* Exercise
Without including any images, repeat the data exactly.

-- Source records start --

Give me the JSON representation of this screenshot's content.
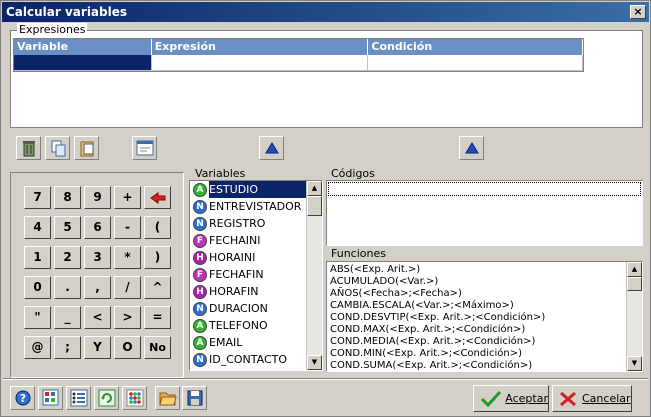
{
  "window": {
    "title": "Calcular variables",
    "close_glyph": "×"
  },
  "expresiones": {
    "label": "Expresiones",
    "columns": [
      "Variable",
      "Expresión",
      "Condición"
    ]
  },
  "toolbar": {
    "delete_icon": "trash-icon",
    "copy_icon": "copy-icon",
    "paste_icon": "paste-icon",
    "form_icon": "form-icon",
    "up_icon": "triangle-up-icon"
  },
  "calculator": {
    "keys": [
      [
        "7",
        "8",
        "9",
        "+",
        ""
      ],
      [
        "4",
        "5",
        "6",
        "-",
        "("
      ],
      [
        "1",
        "2",
        "3",
        "*",
        ")"
      ],
      [
        "0",
        ".",
        ",",
        "/",
        "^"
      ],
      [
        "\"",
        "_",
        "<",
        ">",
        "="
      ],
      [
        "@",
        ";",
        "Y",
        "O",
        "No"
      ]
    ]
  },
  "variables": {
    "label": "Variables",
    "items": [
      {
        "type": "A",
        "name": "ESTUDIO",
        "selected": true
      },
      {
        "type": "N",
        "name": "ENTREVISTADOR"
      },
      {
        "type": "N",
        "name": "REGISTRO"
      },
      {
        "type": "F",
        "name": "FECHAINI"
      },
      {
        "type": "H",
        "name": "HORAINI"
      },
      {
        "type": "F",
        "name": "FECHAFIN"
      },
      {
        "type": "H",
        "name": "HORAFIN"
      },
      {
        "type": "N",
        "name": "DURACION"
      },
      {
        "type": "A",
        "name": "TELEFONO"
      },
      {
        "type": "A",
        "name": "EMAIL"
      },
      {
        "type": "N",
        "name": "ID_CONTACTO"
      }
    ]
  },
  "codigos": {
    "label": "Códigos"
  },
  "funciones": {
    "label": "Funciones",
    "items": [
      "ABS(<Exp. Arit.>)",
      "ACUMULADO(<Var.>)",
      "AÑOS(<Fecha>;<Fecha>)",
      "CAMBIA.ESCALA(<Var.>;<Máximo>)",
      "COND.DESVTIP(<Exp. Arit.>;<Condición>)",
      "COND.MAX(<Exp. Arit.>;<Condición>)",
      "COND.MEDIA(<Exp. Arit.>;<Condición>)",
      "COND.MIN(<Exp. Arit.>;<Condición>)",
      "COND.SUMA(<Exp. Arit.>;<Condición>)"
    ]
  },
  "footer": {
    "aceptar": "Aceptar",
    "cancelar": "Cancelar"
  },
  "colors": {
    "title_start": "#0a246a",
    "grid_header": "#6a8fc4",
    "selection": "#0a246a",
    "badge_A": "#2fb52f",
    "badge_N": "#2f6fd6",
    "badge_F": "#c02fc0",
    "badge_H": "#b020b0"
  }
}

-- Source records end --

* Final result
Give me the JSON representation of this screenshot's content.
{
  "window": {
    "title": "Calcular variables",
    "close_glyph": "×"
  },
  "expresiones": {
    "label": "Expresiones",
    "columns": [
      "Variable",
      "Expresión",
      "Condición"
    ]
  },
  "toolbar": {
    "delete_icon": "trash-icon",
    "copy_icon": "copy-icon",
    "paste_icon": "paste-icon",
    "form_icon": "form-icon",
    "up_icon": "triangle-up-icon"
  },
  "calculator": {
    "keys": [
      [
        "7",
        "8",
        "9",
        "+",
        ""
      ],
      [
        "4",
        "5",
        "6",
        "-",
        "("
      ],
      [
        "1",
        "2",
        "3",
        "*",
        ")"
      ],
      [
        "0",
        ".",
        ",",
        "/",
        "^"
      ],
      [
        "\"",
        "_",
        "<",
        ">",
        "="
      ],
      [
        "@",
        ";",
        "Y",
        "O",
        "No"
      ]
    ]
  },
  "variables": {
    "label": "Variables",
    "items": [
      {
        "type": "A",
        "name": "ESTUDIO",
        "selected": true
      },
      {
        "type": "N",
        "name": "ENTREVISTADOR"
      },
      {
        "type": "N",
        "name": "REGISTRO"
      },
      {
        "type": "F",
        "name": "FECHAINI"
      },
      {
        "type": "H",
        "name": "HORAINI"
      },
      {
        "type": "F",
        "name": "FECHAFIN"
      },
      {
        "type": "H",
        "name": "HORAFIN"
      },
      {
        "type": "N",
        "name": "DURACION"
      },
      {
        "type": "A",
        "name": "TELEFONO"
      },
      {
        "type": "A",
        "name": "EMAIL"
      },
      {
        "type": "N",
        "name": "ID_CONTACTO"
      }
    ]
  },
  "codigos": {
    "label": "Códigos"
  },
  "funciones": {
    "label": "Funciones",
    "items": [
      "ABS(<Exp. Arit.>)",
      "ACUMULADO(<Var.>)",
      "AÑOS(<Fecha>;<Fecha>)",
      "CAMBIA.ESCALA(<Var.>;<Máximo>)",
      "COND.DESVTIP(<Exp. Arit.>;<Condición>)",
      "COND.MAX(<Exp. Arit.>;<Condición>)",
      "COND.MEDIA(<Exp. Arit.>;<Condición>)",
      "COND.MIN(<Exp. Arit.>;<Condición>)",
      "COND.SUMA(<Exp. Arit.>;<Condición>)"
    ]
  },
  "footer": {
    "aceptar": "Aceptar",
    "cancelar": "Cancelar"
  },
  "colors": {
    "title_start": "#0a246a",
    "grid_header": "#6a8fc4",
    "selection": "#0a246a",
    "badge_A": "#2fb52f",
    "badge_N": "#2f6fd6",
    "badge_F": "#c02fc0",
    "badge_H": "#b020b0"
  }
}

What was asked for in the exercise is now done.